▸ **Task details**
Copy out the listing that follows exactly, dropping every picture.
═══ Dataset entries
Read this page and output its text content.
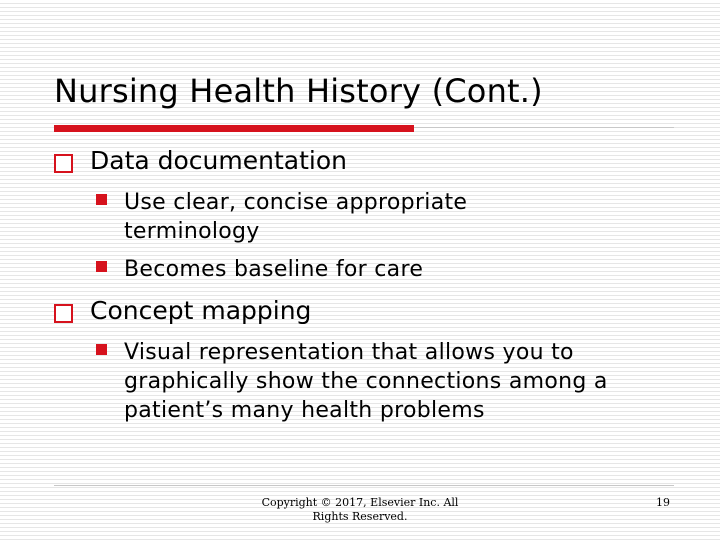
Nursing Health History (Cont.)
Data documentation
Use clear, concise appropriate terminology
Becomes baseline for care
Concept mapping
Visual representation that allows you to graphically show the connections among a patient’s many health problems
Copyright © 2017, Elsevier Inc. All Rights Reserved.
19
══════
▸ **Written answer**
Read this page and output its text content.
Nursing Health History (Cont.)
Data documentation
Use clear, concise appropriate terminology
Becomes baseline for care
Concept mapping
Visual representation that allows you to graphically show the connections among a patient’s many health problems
Copyright © 2017, Elsevier Inc. All Rights Reserved.
19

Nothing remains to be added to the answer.